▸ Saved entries

---

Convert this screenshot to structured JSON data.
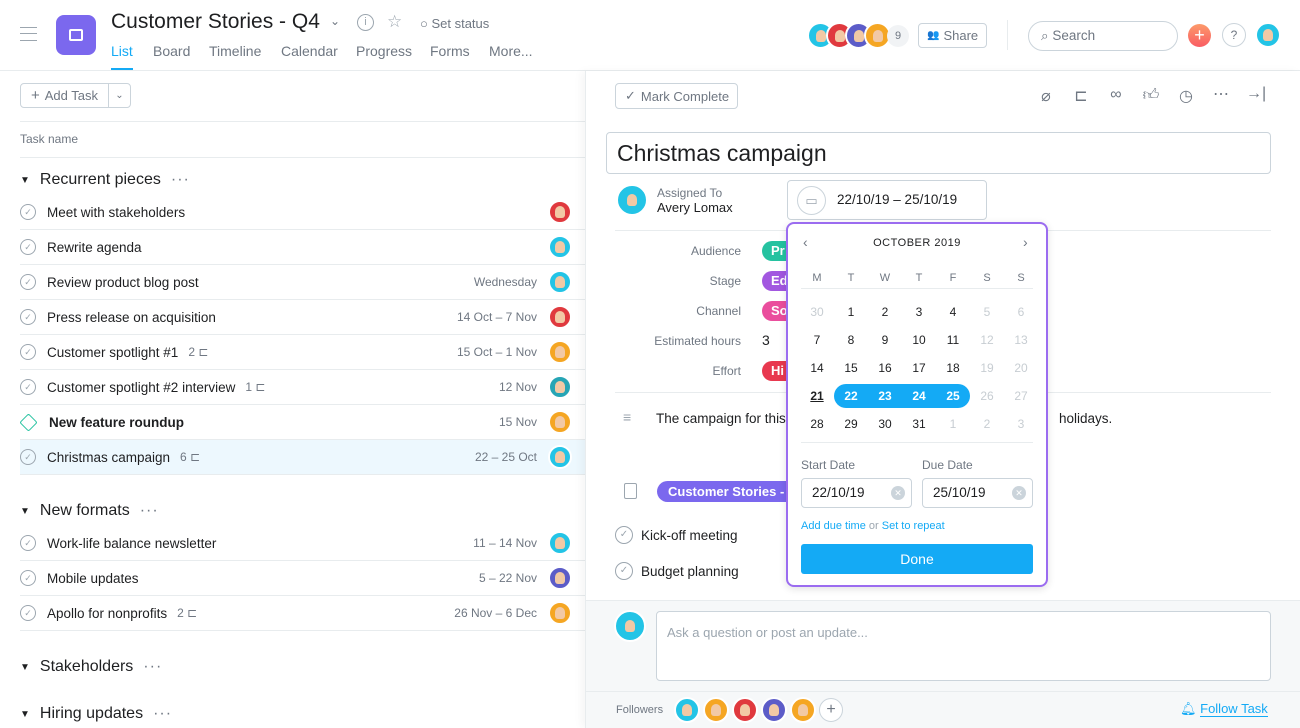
{
  "header": {
    "title": "Customer Stories - Q4",
    "set_status": "Set status",
    "tabs": [
      "List",
      "Board",
      "Timeline",
      "Calendar",
      "Progress",
      "Forms",
      "More..."
    ],
    "member_count": "9",
    "share": "Share",
    "search_placeholder": "Search"
  },
  "colors": {
    "accent": "#14aaf5",
    "project": "#7b68ee",
    "popup_border": "#9b6cf0"
  },
  "left": {
    "add_task": "Add Task",
    "column": "Task name",
    "sections": [
      {
        "name": "Recurrent pieces",
        "tasks": [
          {
            "name": "Meet with stakeholders",
            "sub": "",
            "date": "",
            "av": "#e0393e"
          },
          {
            "name": "Rewrite agenda",
            "sub": "",
            "date": "",
            "av": "#23c4e6"
          },
          {
            "name": "Review product blog post",
            "sub": "",
            "date": "Wednesday",
            "av": "#23c4e6"
          },
          {
            "name": "Press release on acquisition",
            "sub": "",
            "date": "14 Oct – 7 Nov",
            "av": "#e0393e"
          },
          {
            "name": "Customer spotlight #1",
            "sub": "2",
            "date": "15 Oct – 1 Nov",
            "av": "#f5a623"
          },
          {
            "name": "Customer spotlight #2 interview",
            "sub": "1",
            "date": "12 Nov",
            "av": "#26a5b5"
          },
          {
            "name": "New feature roundup",
            "sub": "",
            "date": "15 Nov",
            "av": "#f5a623",
            "milestone": true
          },
          {
            "name": "Christmas campaign",
            "sub": "6",
            "date": "22 – 25 Oct",
            "av": "#23c4e6",
            "selected": true
          }
        ]
      },
      {
        "name": "New formats",
        "tasks": [
          {
            "name": "Work-life balance newsletter",
            "sub": "",
            "date": "11 – 14 Nov",
            "av": "#23c4e6"
          },
          {
            "name": "Mobile updates",
            "sub": "",
            "date": "5 – 22 Nov",
            "av": "#5c5cc8"
          },
          {
            "name": "Apollo for nonprofits",
            "sub": "2",
            "date": "26 Nov – 6 Dec",
            "av": "#f5a623"
          }
        ]
      },
      {
        "name": "Stakeholders",
        "tasks": []
      },
      {
        "name": "Hiring updates",
        "tasks": []
      }
    ]
  },
  "detail": {
    "mark_complete": "Mark Complete",
    "title": "Christmas campaign",
    "assigned_label": "Assigned To",
    "assignee": "Avery Lomax",
    "date_range": "22/10/19 – 25/10/19",
    "fields": [
      {
        "label": "Audience",
        "value": "Pr",
        "color": "#25c2a0"
      },
      {
        "label": "Stage",
        "value": "Ed",
        "color": "#a257e0"
      },
      {
        "label": "Channel",
        "value": "So",
        "color": "#ea4e9d"
      },
      {
        "label": "Estimated hours",
        "value": "3"
      },
      {
        "label": "Effort",
        "value": "Hi",
        "color": "#e8384f"
      }
    ],
    "description": "The campaign for this",
    "description_end": "holidays.",
    "project": "Customer Stories - Q",
    "subtasks": [
      "Kick-off meeting",
      "Budget planning"
    ],
    "comment_placeholder": "Ask a question or post an update...",
    "followers_label": "Followers",
    "follow": "Follow Task"
  },
  "calendar": {
    "month": "OCTOBER 2019",
    "weekdays": [
      "M",
      "T",
      "W",
      "T",
      "F",
      "S",
      "S"
    ],
    "weeks": [
      [
        30,
        1,
        2,
        3,
        4,
        5,
        6
      ],
      [
        7,
        8,
        9,
        10,
        11,
        12,
        13
      ],
      [
        14,
        15,
        16,
        17,
        18,
        19,
        20
      ],
      [
        21,
        22,
        23,
        24,
        25,
        26,
        27
      ],
      [
        28,
        29,
        30,
        31,
        1,
        2,
        3
      ]
    ],
    "muted": [
      [
        0,
        0
      ],
      [
        0,
        5
      ],
      [
        0,
        6
      ],
      [
        1,
        5
      ],
      [
        1,
        6
      ],
      [
        2,
        5
      ],
      [
        2,
        6
      ],
      [
        3,
        5
      ],
      [
        3,
        6
      ],
      [
        4,
        4
      ],
      [
        4,
        5
      ],
      [
        4,
        6
      ]
    ],
    "today": [
      3,
      0
    ],
    "selected_start": 22,
    "selected_end": 25,
    "start_label": "Start Date",
    "due_label": "Due Date",
    "start": "22/10/19",
    "due": "25/10/19",
    "add_time": "Add due time",
    "or": "or",
    "repeat": "Set to repeat",
    "done": "Done"
  }
}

---

▸ Task description
Track down every line holding the string "updates" and copy it.

▸ Response to the exercise
            "name": "Mobile updates",
        "name": "Hiring updates",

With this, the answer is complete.